— Start RECORDS FOR THE EXERCISE —

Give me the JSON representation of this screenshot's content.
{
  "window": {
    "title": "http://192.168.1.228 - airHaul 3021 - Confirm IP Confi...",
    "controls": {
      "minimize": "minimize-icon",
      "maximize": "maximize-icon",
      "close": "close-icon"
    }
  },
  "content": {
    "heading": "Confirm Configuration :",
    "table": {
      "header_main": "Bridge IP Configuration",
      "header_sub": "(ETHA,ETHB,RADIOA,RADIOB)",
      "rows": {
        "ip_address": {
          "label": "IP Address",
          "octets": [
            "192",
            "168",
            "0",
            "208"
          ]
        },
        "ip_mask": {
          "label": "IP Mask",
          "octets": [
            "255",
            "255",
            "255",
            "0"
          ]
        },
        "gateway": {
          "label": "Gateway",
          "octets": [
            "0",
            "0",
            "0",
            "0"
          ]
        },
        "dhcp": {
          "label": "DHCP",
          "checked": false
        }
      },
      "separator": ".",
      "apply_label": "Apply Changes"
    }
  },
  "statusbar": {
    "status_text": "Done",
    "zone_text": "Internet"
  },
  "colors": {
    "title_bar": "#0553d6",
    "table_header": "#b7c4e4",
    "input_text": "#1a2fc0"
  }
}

— End RECORDS FOR THE EXERCISE —

GOAL OF THE EXERCISE: Every entry needs to be retyped exactly.

ANSWER TO THIS PROBLEM:
Give me the JSON representation of this screenshot's content.
{
  "window": {
    "title": "http://192.168.1.228 - airHaul 3021 - Confirm IP Confi...",
    "controls": {
      "minimize": "minimize-icon",
      "maximize": "maximize-icon",
      "close": "close-icon"
    }
  },
  "content": {
    "heading": "Confirm Configuration :",
    "table": {
      "header_main": "Bridge IP Configuration",
      "header_sub": "(ETHA,ETHB,RADIOA,RADIOB)",
      "rows": {
        "ip_address": {
          "label": "IP Address",
          "octets": [
            "192",
            "168",
            "0",
            "208"
          ]
        },
        "ip_mask": {
          "label": "IP Mask",
          "octets": [
            "255",
            "255",
            "255",
            "0"
          ]
        },
        "gateway": {
          "label": "Gateway",
          "octets": [
            "0",
            "0",
            "0",
            "0"
          ]
        },
        "dhcp": {
          "label": "DHCP",
          "checked": false
        }
      },
      "separator": ".",
      "apply_label": "Apply Changes"
    }
  },
  "statusbar": {
    "status_text": "Done",
    "zone_text": "Internet"
  },
  "colors": {
    "title_bar": "#0553d6",
    "table_header": "#b7c4e4",
    "input_text": "#1a2fc0"
  }
}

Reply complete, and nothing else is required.